##### Excerpted data

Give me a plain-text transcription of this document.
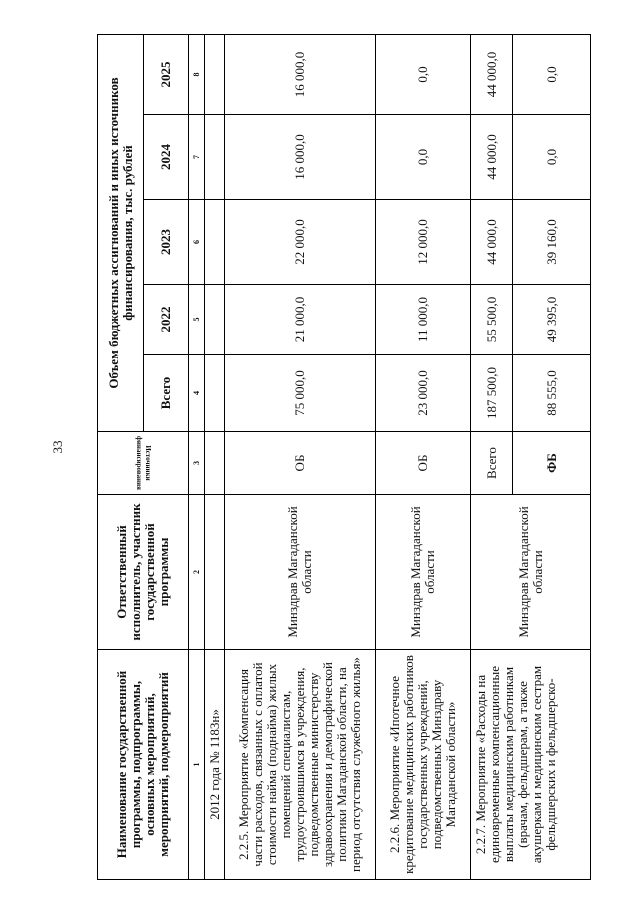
33
Наименование государственной программы, подпрограммы, основных мероприятий, мероприятий, подмероприятий	Ответственный исполнитель, участник государственной программы	Источники финансирования	Объем бюджетных ассигнований и иных источников финансирования, тыс. рублей				
			Всего	2022	2023	2024	2025
1	2	3	4	5	6	7	8
2012 года № 1183н»							
2.2.5. Мероприятие «Компенсация части расходов, связанных с оплатой стоимости найма (поднайма) жилых помещений специалистам, трудоустроившимся в учреждения, подведомственные министерству здравоохранения и демографической политики Магаданской области, на период отсутствия служебного жилья»	Минздрав Магаданской области	ОБ	75 000,0	21 000,0	22 000,0	16 000,0	16 000,0
2.2.6. Мероприятие «Ипотечное кредитование медицинских работников государственных учреждений, подведомственных Минздраву Магаданской области»	Минздрав Магаданской области	ОБ	23 000,0	11 000,0	12 000,0	0,0	0,0
2.2.7. Мероприятие «Расходы на единовременные компенсационные выплаты медицинским работникам (врачам, фельдшерам, а также акушеркам и медицинским сестрам фельдшерских и фельдшерско-	Минздрав Магаданской области	Всего	187 500,0	55 500,0	44 000,0	44 000,0	44 000,0
		ФБ	88 555,0	49 395,0	39 160,0	0,0	0,0
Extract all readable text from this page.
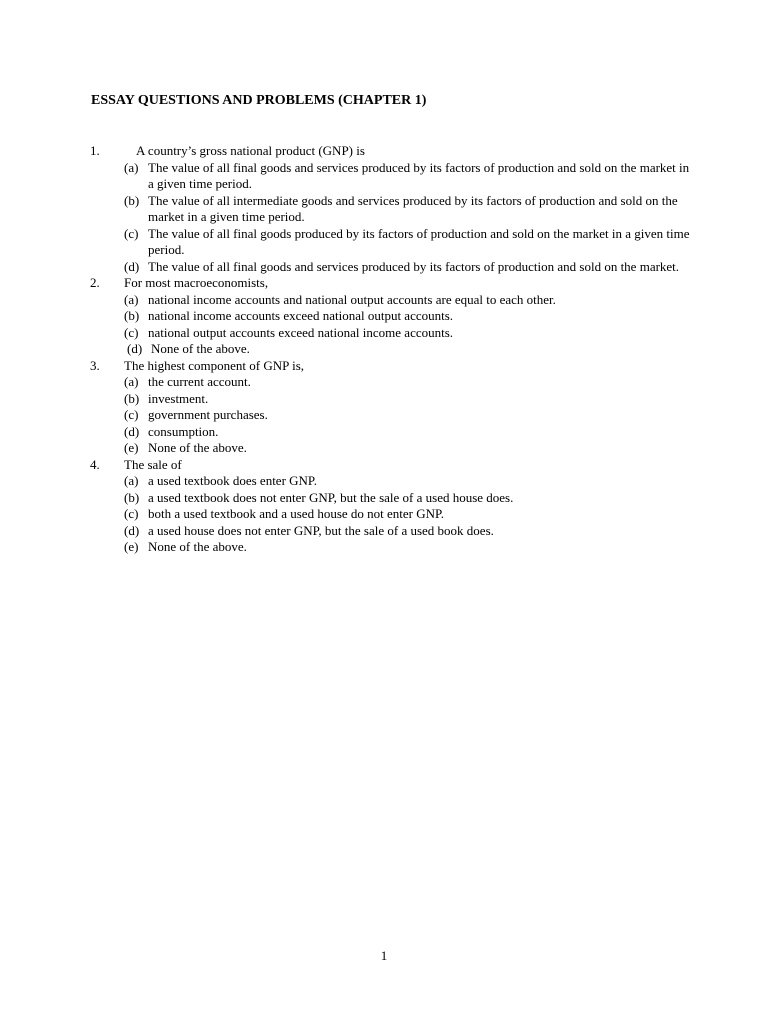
ESSAY QUESTIONS AND PROBLEMS (CHAPTER 1)
1.	A country’s gross national product (GNP) is
(a) The value of all final goods and services produced by its factors of production and sold on the market in a given time period.
(b) The value of all intermediate goods and services produced by its factors of production and sold on the market in a given time period.
(c) The value of all final goods produced by its factors of production and sold on the market in a given time period.
(d) The value of all final goods and services produced by its factors of production and sold on the market.
2. For most macroeconomists,
(a) national income accounts and national output accounts are equal to each other.
(b) national income accounts exceed national output accounts.
(c) national output accounts exceed national income accounts.
(d) None of the above.
3. The highest component of GNP is,
(a) the current account.
(b) investment.
(c) government purchases.
(d) consumption.
(e) None of the above.
4. The sale of
(a) a used textbook does enter GNP.
(b) a used textbook does not enter GNP, but the sale of a used house does.
(c) both a used textbook and a used house do not enter GNP.
(d) a used house does not enter GNP, but the sale of a used book does.
(e) None of the above.
1
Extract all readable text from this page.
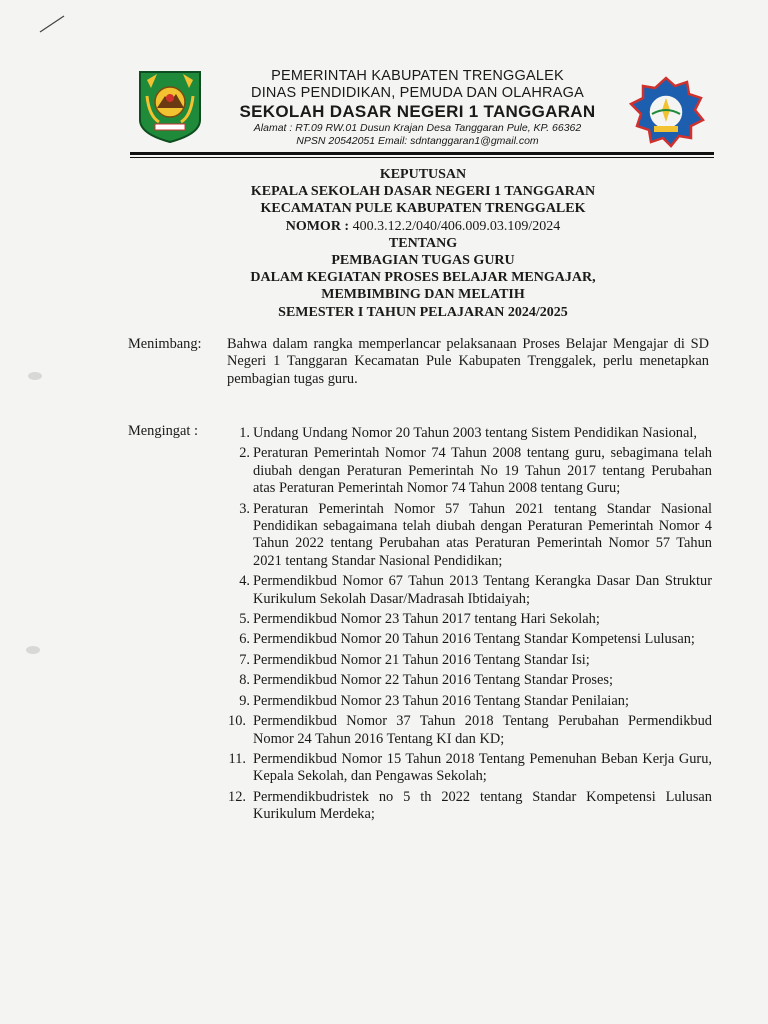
PEMERINTAH KABUPATEN TRENGGALEK
DINAS PENDIDIKAN, PEMUDA DAN OLAHRAGA
SEKOLAH DASAR NEGERI 1 TANGGARAN
Alamat : RT.09 RW.01 Dusun Krajan Desa Tanggaran Pule, KP. 66362
NPSN 20542051 Email: sdntanggaran1@gmail.com
KEPUTUSAN
KEPALA SEKOLAH DASAR NEGERI 1 TANGGARAN
KECAMATAN PULE KABUPATEN TRENGGALEK
NOMOR : 400.3.12.2/040/406.009.03.109/2024
TENTANG
PEMBAGIAN TUGAS GURU
DALAM KEGIATAN PROSES BELAJAR MENGAJAR,
MEMBIMBING DAN MELATIH
SEMESTER I TAHUN PELAJARAN 2024/2025
Menimbang: Bahwa dalam rangka memperlancar pelaksanaan Proses Belajar Mengajar di SD Negeri 1 Tanggaran Kecamatan Pule Kabupaten Trenggalek, perlu menetapkan pembagian tugas guru.
Mengingat :	1. Undang Undang Nomor 20 Tahun 2003 tentang Sistem Pendidikan Nasional,
2. Peraturan Pemerintah Nomor 74 Tahun 2008 tentang guru, sebagimana telah diubah dengan Peraturan Pemerintah No 19 Tahun 2017 tentang Perubahan atas Peraturan Pemerintah Nomor 74 Tahun 2008 tentang Guru;
3. Peraturan Pemerintah Nomor 57 Tahun 2021 tentang Standar Nasional Pendidikan sebagaimana telah diubah dengan Peraturan Pemerintah Nomor 4 Tahun 2022 tentang Perubahan atas Peraturan Pemerintah Nomor 57 Tahun 2021 tentang Standar Nasional Pendidikan;
4. Permendikbud Nomor 67 Tahun 2013 Tentang Kerangka Dasar Dan Struktur Kurikulum Sekolah Dasar/Madrasah Ibtidaiyah;
5. Permendikbud Nomor 23 Tahun 2017 tentang Hari Sekolah;
6. Permendikbud Nomor 20 Tahun 2016 Tentang Standar Kompetensi Lulusan;
7. Permendikbud Nomor 21 Tahun 2016 Tentang Standar Isi;
8. Permendikbud Nomor 22 Tahun 2016 Tentang Standar Proses;
9. Permendikbud Nomor 23 Tahun 2016 Tentang Standar Penilaian;
10. Permendikbud Nomor 37 Tahun 2018 Tentang Perubahan Permendikbud Nomor 24 Tahun 2016 Tentang KI dan KD;
11. Permendikbud Nomor 15 Tahun 2018 Tentang Pemenuhan Beban Kerja Guru, Kepala Sekolah, dan Pengawas Sekolah;
12. Permendikbudristek no 5 th 2022 tentang Standar Kompetensi Lulusan Kurikulum Merdeka;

##########

-- Exercise directions --
Pull out each line holding the string "Peraturan".

-- Full output --
2. Peraturan Pemerintah Nomor 74 Tahun 2008 tentang guru, sebagimana telah diubah dengan Peraturan Pemerintah No 19 Tahun 2017 tentang Perubahan atas Peraturan Pemerintah Nomor 74 Tahun 2008 tentang Guru;
3. Peraturan Pemerintah Nomor 57 Tahun 2021 tentang Standar Nasional Pendidikan sebagaimana telah diubah dengan Peraturan Pemerintah Nomor 4 Tahun 2022 tentang Perubahan atas Peraturan Pemerintah Nomor 57 Tahun 2021 tentang Standar Nasional Pendidikan;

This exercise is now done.